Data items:
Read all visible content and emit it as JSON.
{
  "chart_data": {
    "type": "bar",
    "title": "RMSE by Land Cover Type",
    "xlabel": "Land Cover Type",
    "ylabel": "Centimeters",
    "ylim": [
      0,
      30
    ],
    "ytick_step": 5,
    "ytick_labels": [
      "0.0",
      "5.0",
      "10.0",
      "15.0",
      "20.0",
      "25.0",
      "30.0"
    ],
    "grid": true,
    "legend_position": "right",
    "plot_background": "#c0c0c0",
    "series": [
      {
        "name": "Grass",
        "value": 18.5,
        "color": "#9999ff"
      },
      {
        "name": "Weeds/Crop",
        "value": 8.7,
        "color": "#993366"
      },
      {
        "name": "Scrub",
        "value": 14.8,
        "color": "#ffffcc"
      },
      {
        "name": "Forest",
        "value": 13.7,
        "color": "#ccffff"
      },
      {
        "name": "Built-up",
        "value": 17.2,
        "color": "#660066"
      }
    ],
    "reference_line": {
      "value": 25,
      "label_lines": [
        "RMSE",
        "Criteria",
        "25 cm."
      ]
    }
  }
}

Written problem: Write out each line of the data above again, exactly as given.

The output:
Read all visible content and emit it as JSON.
{
  "chart_data": {
    "type": "bar",
    "title": "RMSE by Land Cover Type",
    "xlabel": "Land Cover Type",
    "ylabel": "Centimeters",
    "ylim": [
      0,
      30
    ],
    "ytick_step": 5,
    "ytick_labels": [
      "0.0",
      "5.0",
      "10.0",
      "15.0",
      "20.0",
      "25.0",
      "30.0"
    ],
    "grid": true,
    "legend_position": "right",
    "plot_background": "#c0c0c0",
    "series": [
      {
        "name": "Grass",
        "value": 18.5,
        "color": "#9999ff"
      },
      {
        "name": "Weeds/Crop",
        "value": 8.7,
        "color": "#993366"
      },
      {
        "name": "Scrub",
        "value": 14.8,
        "color": "#ffffcc"
      },
      {
        "name": "Forest",
        "value": 13.7,
        "color": "#ccffff"
      },
      {
        "name": "Built-up",
        "value": 17.2,
        "color": "#660066"
      }
    ],
    "reference_line": {
      "value": 25,
      "label_lines": [
        "RMSE",
        "Criteria",
        "25 cm."
      ]
    }
  }
}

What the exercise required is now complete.